:: DIRECTIVE ::
Reproduce every line of the entries below verbatim, omitting the picture placeholders from your answer.

Spatial layout data
◆ ◆ ◆
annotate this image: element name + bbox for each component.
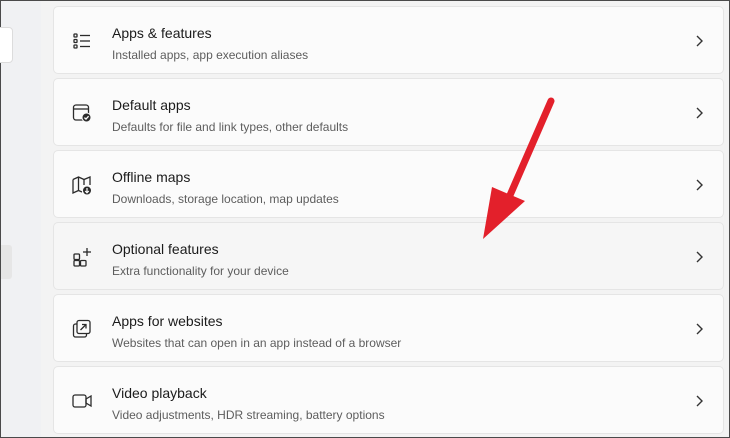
settings-item-title: Video playback — [112, 385, 207, 401]
chevron-right-icon — [693, 178, 705, 192]
settings-item-default-apps[interactable]: Default apps Defaults for file and link … — [53, 78, 724, 146]
settings-item-title: Apps for websites — [112, 313, 223, 329]
list-icon — [71, 30, 93, 52]
chevron-right-icon — [693, 34, 705, 48]
settings-item-optional-features[interactable]: Optional features Extra functionality fo… — [53, 222, 724, 290]
settings-item-subtitle: Video adjustments, HDR streaming, batter… — [112, 408, 385, 422]
nav-selected-indicator — [1, 245, 12, 279]
navigation-pane — [0, 1, 41, 437]
settings-item-video-playback[interactable]: Video playback Video adjustments, HDR st… — [53, 366, 724, 434]
default-apps-icon — [71, 102, 93, 124]
settings-item-subtitle: Extra functionality for your device — [112, 264, 289, 278]
settings-item-subtitle: Websites that can open in an app instead… — [112, 336, 402, 350]
settings-item-subtitle: Downloads, storage location, map updates — [112, 192, 339, 206]
chevron-right-icon — [693, 322, 705, 336]
external-open-icon — [71, 318, 93, 340]
settings-item-subtitle: Installed apps, app execution aliases — [112, 48, 309, 62]
grid-plus-icon — [71, 246, 93, 268]
settings-item-title: Default apps — [112, 97, 191, 113]
settings-item-title: Optional features — [112, 241, 219, 257]
search-box-edge[interactable] — [0, 27, 13, 63]
settings-item-title: Apps & features — [112, 25, 212, 41]
chevron-right-icon — [693, 106, 705, 120]
chevron-right-icon — [693, 394, 705, 408]
video-camera-icon — [71, 390, 93, 412]
map-download-icon — [71, 174, 93, 196]
settings-item-title: Offline maps — [112, 169, 191, 185]
chevron-right-icon — [693, 250, 705, 264]
settings-item-offline-maps[interactable]: Offline maps Downloads, storage location… — [53, 150, 724, 218]
settings-item-subtitle: Defaults for file and link types, other … — [112, 120, 349, 134]
settings-item-apps-for-websites[interactable]: Apps for websites Websites that can open… — [53, 294, 724, 362]
settings-item-apps-features[interactable]: Apps & features Installed apps, app exec… — [53, 6, 724, 74]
◆ ◆ ◆
:: TASK OUTPUT ::
annotate this image: element name + bbox for each component.
settings-item-title: Video playback — [112, 385, 207, 401]
chevron-right-icon — [693, 178, 705, 192]
settings-item-default-apps[interactable]: Default apps Defaults for file and link … — [53, 78, 724, 146]
settings-item-title: Apps for websites — [112, 313, 223, 329]
list-icon — [71, 30, 93, 52]
chevron-right-icon — [693, 34, 705, 48]
settings-item-optional-features[interactable]: Optional features Extra functionality fo… — [53, 222, 724, 290]
settings-item-subtitle: Video adjustments, HDR streaming, batter… — [112, 408, 385, 422]
nav-selected-indicator — [1, 245, 12, 279]
navigation-pane — [0, 1, 41, 437]
settings-item-video-playback[interactable]: Video playback Video adjustments, HDR st… — [53, 366, 724, 434]
default-apps-icon — [71, 102, 93, 124]
settings-item-subtitle: Extra functionality for your device — [112, 264, 289, 278]
settings-item-subtitle: Websites that can open in an app instead… — [112, 336, 402, 350]
settings-item-subtitle: Downloads, storage location, map updates — [112, 192, 339, 206]
chevron-right-icon — [693, 322, 705, 336]
external-open-icon — [71, 318, 93, 340]
settings-item-subtitle: Installed apps, app execution aliases — [112, 48, 309, 62]
grid-plus-icon — [71, 246, 93, 268]
settings-item-title: Default apps — [112, 97, 191, 113]
settings-item-title: Optional features — [112, 241, 219, 257]
search-box-edge[interactable] — [0, 27, 13, 63]
settings-item-title: Apps & features — [112, 25, 212, 41]
chevron-right-icon — [693, 106, 705, 120]
chevron-right-icon — [693, 394, 705, 408]
video-camera-icon — [71, 390, 93, 412]
map-download-icon — [71, 174, 93, 196]
settings-item-title: Offline maps — [112, 169, 191, 185]
chevron-right-icon — [693, 250, 705, 264]
settings-item-offline-maps[interactable]: Offline maps Downloads, storage location… — [53, 150, 724, 218]
settings-item-subtitle: Defaults for file and link types, other … — [112, 120, 349, 134]
settings-item-apps-for-websites[interactable]: Apps for websites Websites that can open… — [53, 294, 724, 362]
settings-item-apps-features[interactable]: Apps & features Installed apps, app exec… — [53, 6, 724, 74]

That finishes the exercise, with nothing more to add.